— Start of Data for this task —
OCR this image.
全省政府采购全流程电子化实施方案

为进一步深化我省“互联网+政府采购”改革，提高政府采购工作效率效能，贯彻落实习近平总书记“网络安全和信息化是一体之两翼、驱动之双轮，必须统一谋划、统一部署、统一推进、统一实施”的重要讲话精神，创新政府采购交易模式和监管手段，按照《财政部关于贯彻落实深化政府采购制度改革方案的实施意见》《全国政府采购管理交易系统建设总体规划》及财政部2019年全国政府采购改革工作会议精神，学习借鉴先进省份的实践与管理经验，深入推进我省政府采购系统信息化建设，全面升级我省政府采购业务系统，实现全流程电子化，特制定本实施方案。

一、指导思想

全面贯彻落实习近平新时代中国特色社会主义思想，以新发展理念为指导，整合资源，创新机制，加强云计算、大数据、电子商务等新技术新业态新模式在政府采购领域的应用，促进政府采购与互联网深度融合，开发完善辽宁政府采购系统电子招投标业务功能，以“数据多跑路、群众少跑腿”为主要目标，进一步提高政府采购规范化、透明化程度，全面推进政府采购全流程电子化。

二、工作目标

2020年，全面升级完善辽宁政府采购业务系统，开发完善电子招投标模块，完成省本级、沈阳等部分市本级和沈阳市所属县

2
— End of Data for this task —
*Request*: From the preceding material, extract every line exactly.

*Problem solution*:
OCR this image.
全省政府采购全流程电子化实施方案

为进一步深化我省“互联网+政府采购”改革，提高政府采购工作效率效能，贯彻落实习近平总书记“网络安全和信息化是一体之两翼、驱动之双轮，必须统一谋划、统一部署、统一推进、统一实施”的重要讲话精神，创新政府采购交易模式和监管手段，按照《财政部关于贯彻落实深化政府采购制度改革方案的实施意见》《全国政府采购管理交易系统建设总体规划》及财政部2019年全国政府采购改革工作会议精神，学习借鉴先进省份的实践与管理经验，深入推进我省政府采购系统信息化建设，全面升级我省政府采购业务系统，实现全流程电子化，特制定本实施方案。

一、指导思想

全面贯彻落实习近平新时代中国特色社会主义思想，以新发展理念为指导，整合资源，创新机制，加强云计算、大数据、电子商务等新技术新业态新模式在政府采购领域的应用，促进政府采购与互联网深度融合，开发完善辽宁政府采购系统电子招投标业务功能，以“数据多跑路、群众少跑腿”为主要目标，进一步提高政府采购规范化、透明化程度，全面推进政府采购全流程电子化。

二、工作目标

2020年，全面升级完善辽宁政府采购业务系统，开发完善电子招投标模块，完成省本级、沈阳等部分市本级和沈阳市所属县

2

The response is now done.